§ Textauszug
◆ ◆ ◆

Genau darauf legt es offenbar besonders das von Scholz geführte Ressort an. Laut einem internen Vermerk des deutschen Finanzministeriums soll die Bundesbank gemeinsam mit der Regierung prüfen, wie man Libra als Alternative zur staatlichen Währung gänzlich verhindern könne. Auch der französische Finanzminister Bruno Le Maire sagte, dass Facebook in der jetzigen Form mit dem Projekt nicht weitermachen könne. Europas Widerstand ist also massiv.

Ruf nach Regulierung

Andere Länder wie die USA pochen hingegen vehement auf eine rigorose Regulierung solcher Währungen. "Ich glaube, dass die US-Politik Libra als Testfall nutzen wird, um eine Gesetzgebung für Kryptowährungen und jede andere Form von digitalem Geld zu schaffen", mutmaßt Heusser.

◆ ◆ ◆

§ Datenblock
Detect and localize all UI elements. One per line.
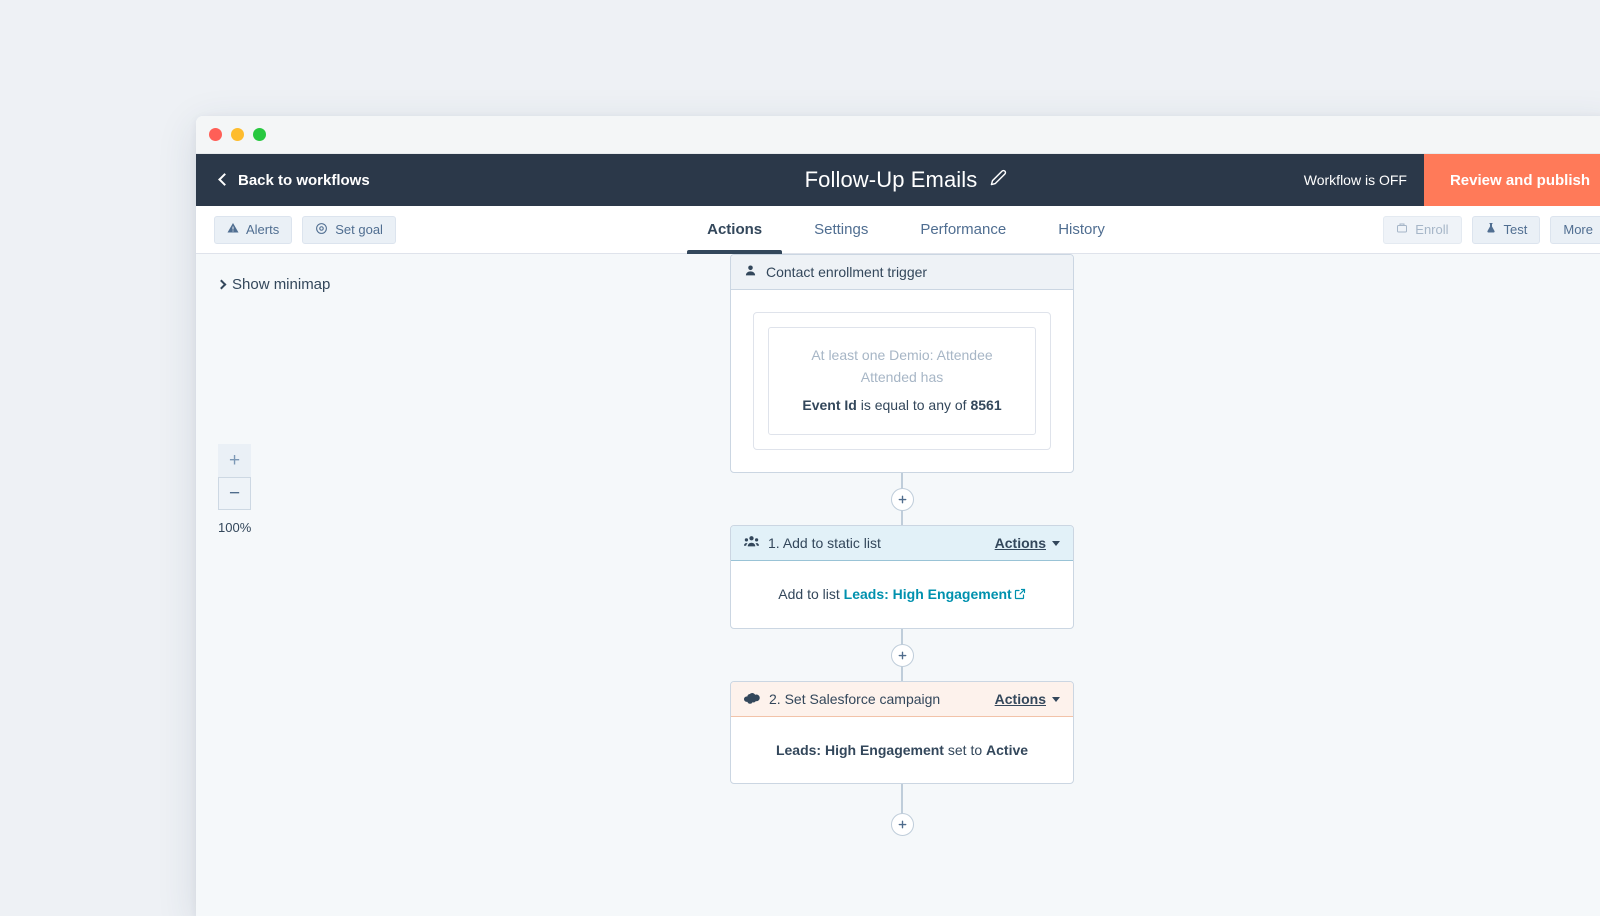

◆ ◆ ◆

§ Aufgaben
- 1) Schreiben Sie aus dem Auszug über Libra den Abschnitt ab, der bei „Genau darauf legt“ beginnt und bei „ist also massiv.“ endet.
- 2) Was sagte der französische Finanzminister Bruno Le Maire laut dem Auszug über Libra über Facebook?
- 3) Setzen Sie den Auszug über Libra im Anschluss an seinen letzten Satz fort.
Die Auflistung hat mit dem Auszug über Libra nichts zu tun.

§ Lösungen
- 1)
Genau darauf legt es offenbar besonders das von Scholz geführte Ressort an. Laut einem internen Vermerk des deutschen Finanzministeriums soll die Bundesbank gemeinsam mit der Regierung prüfen, wie man Libra als Alternative zur staatlichen Währung gänzlich verhindern könne. Auch der französische Finanzminister Bruno Le Maire sagte, dass Facebook in der jetzigen Form mit dem Projekt nicht weitermachen könne. Europas Widerstand ist also massiv.

- 2) Dass Facebook in der jetzigen Form mit dem Projekt nicht weitermachen könne.

- 3)
Dabei bestehe bereits ein "dichter Wald an Regulierungen", an die sich Libra halten müsse, erklärt Friedrich Jergitsch, Partner und Kapitalmarktexperte bei Freshfields Bruckhaus Deringer. Sowohl hinsichtlich Datenschutz, Zahlungsverkehr und Geldwäsche gebe es zahlreiche nationale oder europäische Vorschriften zu erfüllen. In Österreich wäre etwa die Libra Association, wie der Schweizer Libra-Verein heißt, Jergitsch zufolge regulatorisch bereits im Bereich eines Kreditinstituts anzusiedeln.

Die Furcht der Staaten vor Libra ist stark ausgeprägt – es geht um Einfluss und viel Geld.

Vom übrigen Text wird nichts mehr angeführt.